### TASK BRIEF
Within the material below, find each line bearing the word "this" and present it.

— start AVAILABLE DATA —

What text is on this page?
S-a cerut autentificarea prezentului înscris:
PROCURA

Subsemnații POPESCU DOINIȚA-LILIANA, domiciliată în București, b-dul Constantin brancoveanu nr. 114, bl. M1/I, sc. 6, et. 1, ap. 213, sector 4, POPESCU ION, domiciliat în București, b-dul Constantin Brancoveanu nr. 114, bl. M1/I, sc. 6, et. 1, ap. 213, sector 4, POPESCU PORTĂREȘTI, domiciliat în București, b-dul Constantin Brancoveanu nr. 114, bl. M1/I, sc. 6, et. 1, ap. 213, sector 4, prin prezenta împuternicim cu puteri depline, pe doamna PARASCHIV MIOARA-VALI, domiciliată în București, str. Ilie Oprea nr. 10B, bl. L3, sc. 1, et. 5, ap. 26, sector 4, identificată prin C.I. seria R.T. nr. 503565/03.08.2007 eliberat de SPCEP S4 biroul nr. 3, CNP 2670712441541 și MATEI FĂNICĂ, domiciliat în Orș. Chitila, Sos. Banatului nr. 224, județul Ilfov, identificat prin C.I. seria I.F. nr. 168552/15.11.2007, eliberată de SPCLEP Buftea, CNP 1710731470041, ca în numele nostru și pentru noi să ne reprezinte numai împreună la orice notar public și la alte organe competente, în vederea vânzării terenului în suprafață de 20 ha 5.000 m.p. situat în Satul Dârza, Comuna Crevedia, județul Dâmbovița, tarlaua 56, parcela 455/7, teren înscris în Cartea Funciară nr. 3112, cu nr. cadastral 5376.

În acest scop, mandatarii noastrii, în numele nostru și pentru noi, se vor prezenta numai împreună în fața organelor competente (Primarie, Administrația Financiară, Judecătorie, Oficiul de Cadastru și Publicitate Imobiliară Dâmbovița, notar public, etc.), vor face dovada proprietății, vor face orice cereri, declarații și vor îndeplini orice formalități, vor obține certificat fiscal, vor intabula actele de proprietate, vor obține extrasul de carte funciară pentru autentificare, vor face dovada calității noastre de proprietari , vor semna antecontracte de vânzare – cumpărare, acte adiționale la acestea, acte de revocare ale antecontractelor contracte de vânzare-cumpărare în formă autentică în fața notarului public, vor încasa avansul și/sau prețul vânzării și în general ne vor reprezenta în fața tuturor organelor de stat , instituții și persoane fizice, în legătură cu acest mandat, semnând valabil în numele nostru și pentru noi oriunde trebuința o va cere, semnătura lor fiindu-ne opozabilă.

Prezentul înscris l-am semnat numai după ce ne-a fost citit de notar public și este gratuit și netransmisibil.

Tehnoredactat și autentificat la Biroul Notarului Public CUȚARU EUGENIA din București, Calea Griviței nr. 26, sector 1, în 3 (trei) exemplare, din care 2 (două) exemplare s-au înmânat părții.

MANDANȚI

— end AVAILABLE DATA —
— start AVAILABLE DATA —

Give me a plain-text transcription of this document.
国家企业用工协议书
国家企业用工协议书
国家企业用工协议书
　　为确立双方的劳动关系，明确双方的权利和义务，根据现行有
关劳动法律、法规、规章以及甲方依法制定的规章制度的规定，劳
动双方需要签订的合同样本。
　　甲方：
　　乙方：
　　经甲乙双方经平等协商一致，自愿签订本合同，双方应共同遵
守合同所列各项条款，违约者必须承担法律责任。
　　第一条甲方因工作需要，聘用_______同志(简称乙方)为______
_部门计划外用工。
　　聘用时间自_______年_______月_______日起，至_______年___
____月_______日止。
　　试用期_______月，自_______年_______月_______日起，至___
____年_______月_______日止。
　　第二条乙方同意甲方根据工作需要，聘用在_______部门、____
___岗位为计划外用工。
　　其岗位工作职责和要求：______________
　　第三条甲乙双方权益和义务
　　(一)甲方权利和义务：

— end AVAILABLE DATA —

### COMPLETED TASK
What text is on this page?
Give me a plain-text transcription of this document.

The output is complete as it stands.